DESCRIPTION OF THE TASK
Can you give all the records again without altering a single character?

STORED RECORDS
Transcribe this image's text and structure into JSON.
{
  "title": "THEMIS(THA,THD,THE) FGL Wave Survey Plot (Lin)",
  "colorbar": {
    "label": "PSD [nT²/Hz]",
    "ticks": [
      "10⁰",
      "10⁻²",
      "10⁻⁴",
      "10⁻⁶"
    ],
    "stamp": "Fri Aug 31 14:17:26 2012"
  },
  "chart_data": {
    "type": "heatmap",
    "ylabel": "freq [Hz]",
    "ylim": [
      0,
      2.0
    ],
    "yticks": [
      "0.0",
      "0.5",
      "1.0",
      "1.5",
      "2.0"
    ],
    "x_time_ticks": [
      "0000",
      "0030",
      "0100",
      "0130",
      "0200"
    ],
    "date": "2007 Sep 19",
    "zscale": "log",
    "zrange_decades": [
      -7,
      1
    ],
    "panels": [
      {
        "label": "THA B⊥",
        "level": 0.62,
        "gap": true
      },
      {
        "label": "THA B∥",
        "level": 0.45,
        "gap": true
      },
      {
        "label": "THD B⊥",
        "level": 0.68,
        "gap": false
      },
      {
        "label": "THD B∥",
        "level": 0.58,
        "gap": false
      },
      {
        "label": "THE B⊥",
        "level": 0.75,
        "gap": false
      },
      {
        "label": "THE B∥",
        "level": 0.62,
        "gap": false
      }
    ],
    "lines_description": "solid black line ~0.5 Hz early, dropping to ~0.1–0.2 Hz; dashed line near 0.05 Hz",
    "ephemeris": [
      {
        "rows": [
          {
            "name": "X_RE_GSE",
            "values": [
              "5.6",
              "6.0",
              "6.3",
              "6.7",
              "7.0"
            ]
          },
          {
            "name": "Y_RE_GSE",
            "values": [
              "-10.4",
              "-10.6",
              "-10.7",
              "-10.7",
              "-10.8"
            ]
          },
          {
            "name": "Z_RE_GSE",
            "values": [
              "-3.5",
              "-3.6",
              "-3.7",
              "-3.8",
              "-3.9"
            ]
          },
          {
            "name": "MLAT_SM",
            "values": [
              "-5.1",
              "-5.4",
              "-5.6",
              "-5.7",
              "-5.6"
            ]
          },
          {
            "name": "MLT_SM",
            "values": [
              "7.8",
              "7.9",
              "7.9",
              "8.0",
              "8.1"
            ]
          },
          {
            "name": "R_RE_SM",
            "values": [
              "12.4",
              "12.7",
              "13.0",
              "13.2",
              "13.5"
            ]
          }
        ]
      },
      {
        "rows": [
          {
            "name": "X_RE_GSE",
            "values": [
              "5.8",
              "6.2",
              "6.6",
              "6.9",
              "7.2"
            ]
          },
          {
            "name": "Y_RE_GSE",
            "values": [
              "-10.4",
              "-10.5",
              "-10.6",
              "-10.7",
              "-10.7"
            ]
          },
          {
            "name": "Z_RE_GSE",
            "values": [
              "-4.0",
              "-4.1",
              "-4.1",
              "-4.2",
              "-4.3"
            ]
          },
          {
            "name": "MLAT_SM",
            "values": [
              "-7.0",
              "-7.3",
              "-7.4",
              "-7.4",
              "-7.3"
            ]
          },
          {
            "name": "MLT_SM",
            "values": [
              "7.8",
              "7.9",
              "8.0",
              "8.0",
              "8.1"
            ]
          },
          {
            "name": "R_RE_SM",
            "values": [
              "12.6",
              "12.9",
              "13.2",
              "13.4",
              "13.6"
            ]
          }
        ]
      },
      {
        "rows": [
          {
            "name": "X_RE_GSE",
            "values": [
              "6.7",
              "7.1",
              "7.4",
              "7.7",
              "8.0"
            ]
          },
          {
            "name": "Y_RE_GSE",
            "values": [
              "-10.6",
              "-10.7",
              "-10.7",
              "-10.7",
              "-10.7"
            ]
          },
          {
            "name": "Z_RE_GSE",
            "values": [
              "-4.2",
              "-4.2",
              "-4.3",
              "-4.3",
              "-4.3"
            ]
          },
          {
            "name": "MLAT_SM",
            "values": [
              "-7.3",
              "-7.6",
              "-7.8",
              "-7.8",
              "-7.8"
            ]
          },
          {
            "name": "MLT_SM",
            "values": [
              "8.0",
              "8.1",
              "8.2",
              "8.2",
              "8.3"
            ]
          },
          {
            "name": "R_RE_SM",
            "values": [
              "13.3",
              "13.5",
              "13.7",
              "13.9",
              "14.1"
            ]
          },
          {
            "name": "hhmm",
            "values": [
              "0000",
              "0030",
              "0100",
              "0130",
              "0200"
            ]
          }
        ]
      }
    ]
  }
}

EXERCISE RESULT
Transcribe this image's text and structure into JSON.
{
  "title": "THEMIS(THA,THD,THE) FGL Wave Survey Plot (Lin)",
  "colorbar": {
    "label": "PSD [nT²/Hz]",
    "ticks": [
      "10⁰",
      "10⁻²",
      "10⁻⁴",
      "10⁻⁶"
    ],
    "stamp": "Fri Aug 31 14:17:26 2012"
  },
  "chart_data": {
    "type": "heatmap",
    "ylabel": "freq [Hz]",
    "ylim": [
      0,
      2.0
    ],
    "yticks": [
      "0.0",
      "0.5",
      "1.0",
      "1.5",
      "2.0"
    ],
    "x_time_ticks": [
      "0000",
      "0030",
      "0100",
      "0130",
      "0200"
    ],
    "date": "2007 Sep 19",
    "zscale": "log",
    "zrange_decades": [
      -7,
      1
    ],
    "panels": [
      {
        "label": "THA B⊥",
        "level": 0.62,
        "gap": true
      },
      {
        "label": "THA B∥",
        "level": 0.45,
        "gap": true
      },
      {
        "label": "THD B⊥",
        "level": 0.68,
        "gap": false
      },
      {
        "label": "THD B∥",
        "level": 0.58,
        "gap": false
      },
      {
        "label": "THE B⊥",
        "level": 0.75,
        "gap": false
      },
      {
        "label": "THE B∥",
        "level": 0.62,
        "gap": false
      }
    ],
    "lines_description": "solid black line ~0.5 Hz early, dropping to ~0.1–0.2 Hz; dashed line near 0.05 Hz",
    "ephemeris": [
      {
        "rows": [
          {
            "name": "X_RE_GSE",
            "values": [
              "5.6",
              "6.0",
              "6.3",
              "6.7",
              "7.0"
            ]
          },
          {
            "name": "Y_RE_GSE",
            "values": [
              "-10.4",
              "-10.6",
              "-10.7",
              "-10.7",
              "-10.8"
            ]
          },
          {
            "name": "Z_RE_GSE",
            "values": [
              "-3.5",
              "-3.6",
              "-3.7",
              "-3.8",
              "-3.9"
            ]
          },
          {
            "name": "MLAT_SM",
            "values": [
              "-5.1",
              "-5.4",
              "-5.6",
              "-5.7",
              "-5.6"
            ]
          },
          {
            "name": "MLT_SM",
            "values": [
              "7.8",
              "7.9",
              "7.9",
              "8.0",
              "8.1"
            ]
          },
          {
            "name": "R_RE_SM",
            "values": [
              "12.4",
              "12.7",
              "13.0",
              "13.2",
              "13.5"
            ]
          }
        ]
      },
      {
        "rows": [
          {
            "name": "X_RE_GSE",
            "values": [
              "5.8",
              "6.2",
              "6.6",
              "6.9",
              "7.2"
            ]
          },
          {
            "name": "Y_RE_GSE",
            "values": [
              "-10.4",
              "-10.5",
              "-10.6",
              "-10.7",
              "-10.7"
            ]
          },
          {
            "name": "Z_RE_GSE",
            "values": [
              "-4.0",
              "-4.1",
              "-4.1",
              "-4.2",
              "-4.3"
            ]
          },
          {
            "name": "MLAT_SM",
            "values": [
              "-7.0",
              "-7.3",
              "-7.4",
              "-7.4",
              "-7.3"
            ]
          },
          {
            "name": "MLT_SM",
            "values": [
              "7.8",
              "7.9",
              "8.0",
              "8.0",
              "8.1"
            ]
          },
          {
            "name": "R_RE_SM",
            "values": [
              "12.6",
              "12.9",
              "13.2",
              "13.4",
              "13.6"
            ]
          }
        ]
      },
      {
        "rows": [
          {
            "name": "X_RE_GSE",
            "values": [
              "6.7",
              "7.1",
              "7.4",
              "7.7",
              "8.0"
            ]
          },
          {
            "name": "Y_RE_GSE",
            "values": [
              "-10.6",
              "-10.7",
              "-10.7",
              "-10.7",
              "-10.7"
            ]
          },
          {
            "name": "Z_RE_GSE",
            "values": [
              "-4.2",
              "-4.2",
              "-4.3",
              "-4.3",
              "-4.3"
            ]
          },
          {
            "name": "MLAT_SM",
            "values": [
              "-7.3",
              "-7.6",
              "-7.8",
              "-7.8",
              "-7.8"
            ]
          },
          {
            "name": "MLT_SM",
            "values": [
              "8.0",
              "8.1",
              "8.2",
              "8.2",
              "8.3"
            ]
          },
          {
            "name": "R_RE_SM",
            "values": [
              "13.3",
              "13.5",
              "13.7",
              "13.9",
              "14.1"
            ]
          },
          {
            "name": "hhmm",
            "values": [
              "0000",
              "0030",
              "0100",
              "0130",
              "0200"
            ]
          }
        ]
      }
    ]
  }
}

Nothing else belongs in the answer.